## Given problem
Repeat, without any change, the entries presented below.

Stored records:
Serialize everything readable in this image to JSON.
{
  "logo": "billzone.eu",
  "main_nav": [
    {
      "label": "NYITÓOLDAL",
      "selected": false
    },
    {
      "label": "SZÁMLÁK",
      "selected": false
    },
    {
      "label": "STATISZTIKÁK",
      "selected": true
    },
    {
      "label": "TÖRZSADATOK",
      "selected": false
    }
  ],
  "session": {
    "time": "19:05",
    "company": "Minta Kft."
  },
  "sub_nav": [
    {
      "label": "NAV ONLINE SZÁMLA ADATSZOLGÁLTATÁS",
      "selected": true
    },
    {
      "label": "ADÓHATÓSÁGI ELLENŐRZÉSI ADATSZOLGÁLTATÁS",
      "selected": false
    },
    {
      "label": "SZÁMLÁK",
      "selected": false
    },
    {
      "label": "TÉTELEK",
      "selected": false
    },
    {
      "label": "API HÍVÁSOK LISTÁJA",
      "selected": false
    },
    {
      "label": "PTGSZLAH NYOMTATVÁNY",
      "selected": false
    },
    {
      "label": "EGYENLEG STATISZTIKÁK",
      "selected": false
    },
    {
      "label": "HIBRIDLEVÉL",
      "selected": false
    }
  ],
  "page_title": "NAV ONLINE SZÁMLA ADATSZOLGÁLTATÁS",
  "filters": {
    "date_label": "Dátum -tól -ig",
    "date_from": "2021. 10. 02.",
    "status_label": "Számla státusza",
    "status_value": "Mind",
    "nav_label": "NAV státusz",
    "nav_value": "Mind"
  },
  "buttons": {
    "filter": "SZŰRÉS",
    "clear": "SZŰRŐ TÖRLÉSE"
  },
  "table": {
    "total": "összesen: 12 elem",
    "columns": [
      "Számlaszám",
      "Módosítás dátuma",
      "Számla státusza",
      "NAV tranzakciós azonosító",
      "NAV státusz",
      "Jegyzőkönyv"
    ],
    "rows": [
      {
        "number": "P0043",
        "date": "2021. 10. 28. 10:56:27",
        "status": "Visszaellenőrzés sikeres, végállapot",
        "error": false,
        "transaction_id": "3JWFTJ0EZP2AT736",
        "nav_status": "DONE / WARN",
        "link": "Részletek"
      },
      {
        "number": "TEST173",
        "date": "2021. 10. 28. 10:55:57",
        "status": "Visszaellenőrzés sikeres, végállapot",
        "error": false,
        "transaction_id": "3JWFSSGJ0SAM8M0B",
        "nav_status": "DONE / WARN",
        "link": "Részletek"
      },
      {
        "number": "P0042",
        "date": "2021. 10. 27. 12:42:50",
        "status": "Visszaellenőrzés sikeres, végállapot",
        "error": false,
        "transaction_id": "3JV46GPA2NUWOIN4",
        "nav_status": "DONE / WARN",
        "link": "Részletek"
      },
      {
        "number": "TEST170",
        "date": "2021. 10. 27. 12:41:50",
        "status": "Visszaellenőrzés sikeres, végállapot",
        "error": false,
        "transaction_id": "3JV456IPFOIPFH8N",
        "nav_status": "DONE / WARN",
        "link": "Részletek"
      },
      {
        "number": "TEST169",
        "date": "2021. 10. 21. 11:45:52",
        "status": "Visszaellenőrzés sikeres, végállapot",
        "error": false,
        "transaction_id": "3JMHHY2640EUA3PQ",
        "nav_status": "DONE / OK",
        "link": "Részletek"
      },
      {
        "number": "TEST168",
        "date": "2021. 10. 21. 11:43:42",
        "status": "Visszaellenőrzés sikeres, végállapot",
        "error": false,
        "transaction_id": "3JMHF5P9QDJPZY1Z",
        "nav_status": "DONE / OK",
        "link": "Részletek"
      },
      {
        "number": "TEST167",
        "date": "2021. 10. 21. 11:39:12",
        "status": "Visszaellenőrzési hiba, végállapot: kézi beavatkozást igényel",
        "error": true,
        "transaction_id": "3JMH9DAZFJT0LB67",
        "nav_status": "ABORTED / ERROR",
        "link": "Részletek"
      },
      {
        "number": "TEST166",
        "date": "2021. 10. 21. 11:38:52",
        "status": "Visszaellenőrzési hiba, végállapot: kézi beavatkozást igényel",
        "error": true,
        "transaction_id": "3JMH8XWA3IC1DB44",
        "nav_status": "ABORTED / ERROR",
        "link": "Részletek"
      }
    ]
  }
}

## Answer for this exercise
Serialize everything readable in this image to JSON.
{
  "logo": "billzone.eu",
  "main_nav": [
    {
      "label": "NYITÓOLDAL",
      "selected": false
    },
    {
      "label": "SZÁMLÁK",
      "selected": false
    },
    {
      "label": "STATISZTIKÁK",
      "selected": true
    },
    {
      "label": "TÖRZSADATOK",
      "selected": false
    }
  ],
  "session": {
    "time": "19:05",
    "company": "Minta Kft."
  },
  "sub_nav": [
    {
      "label": "NAV ONLINE SZÁMLA ADATSZOLGÁLTATÁS",
      "selected": true
    },
    {
      "label": "ADÓHATÓSÁGI ELLENŐRZÉSI ADATSZOLGÁLTATÁS",
      "selected": false
    },
    {
      "label": "SZÁMLÁK",
      "selected": false
    },
    {
      "label": "TÉTELEK",
      "selected": false
    },
    {
      "label": "API HÍVÁSOK LISTÁJA",
      "selected": false
    },
    {
      "label": "PTGSZLAH NYOMTATVÁNY",
      "selected": false
    },
    {
      "label": "EGYENLEG STATISZTIKÁK",
      "selected": false
    },
    {
      "label": "HIBRIDLEVÉL",
      "selected": false
    }
  ],
  "page_title": "NAV ONLINE SZÁMLA ADATSZOLGÁLTATÁS",
  "filters": {
    "date_label": "Dátum -tól -ig",
    "date_from": "2021. 10. 02.",
    "status_label": "Számla státusza",
    "status_value": "Mind",
    "nav_label": "NAV státusz",
    "nav_value": "Mind"
  },
  "buttons": {
    "filter": "SZŰRÉS",
    "clear": "SZŰRŐ TÖRLÉSE"
  },
  "table": {
    "total": "összesen: 12 elem",
    "columns": [
      "Számlaszám",
      "Módosítás dátuma",
      "Számla státusza",
      "NAV tranzakciós azonosító",
      "NAV státusz",
      "Jegyzőkönyv"
    ],
    "rows": [
      {
        "number": "P0043",
        "date": "2021. 10. 28. 10:56:27",
        "status": "Visszaellenőrzés sikeres, végállapot",
        "error": false,
        "transaction_id": "3JWFTJ0EZP2AT736",
        "nav_status": "DONE / WARN",
        "link": "Részletek"
      },
      {
        "number": "TEST173",
        "date": "2021. 10. 28. 10:55:57",
        "status": "Visszaellenőrzés sikeres, végállapot",
        "error": false,
        "transaction_id": "3JWFSSGJ0SAM8M0B",
        "nav_status": "DONE / WARN",
        "link": "Részletek"
      },
      {
        "number": "P0042",
        "date": "2021. 10. 27. 12:42:50",
        "status": "Visszaellenőrzés sikeres, végállapot",
        "error": false,
        "transaction_id": "3JV46GPA2NUWOIN4",
        "nav_status": "DONE / WARN",
        "link": "Részletek"
      },
      {
        "number": "TEST170",
        "date": "2021. 10. 27. 12:41:50",
        "status": "Visszaellenőrzés sikeres, végállapot",
        "error": false,
        "transaction_id": "3JV456IPFOIPFH8N",
        "nav_status": "DONE / WARN",
        "link": "Részletek"
      },
      {
        "number": "TEST169",
        "date": "2021. 10. 21. 11:45:52",
        "status": "Visszaellenőrzés sikeres, végállapot",
        "error": false,
        "transaction_id": "3JMHHY2640EUA3PQ",
        "nav_status": "DONE / OK",
        "link": "Részletek"
      },
      {
        "number": "TEST168",
        "date": "2021. 10. 21. 11:43:42",
        "status": "Visszaellenőrzés sikeres, végállapot",
        "error": false,
        "transaction_id": "3JMHF5P9QDJPZY1Z",
        "nav_status": "DONE / OK",
        "link": "Részletek"
      },
      {
        "number": "TEST167",
        "date": "2021. 10. 21. 11:39:12",
        "status": "Visszaellenőrzési hiba, végállapot: kézi beavatkozást igényel",
        "error": true,
        "transaction_id": "3JMH9DAZFJT0LB67",
        "nav_status": "ABORTED / ERROR",
        "link": "Részletek"
      },
      {
        "number": "TEST166",
        "date": "2021. 10. 21. 11:38:52",
        "status": "Visszaellenőrzési hiba, végállapot: kézi beavatkozást igényel",
        "error": true,
        "transaction_id": "3JMH8XWA3IC1DB44",
        "nav_status": "ABORTED / ERROR",
        "link": "Részletek"
      }
    ]
  }
}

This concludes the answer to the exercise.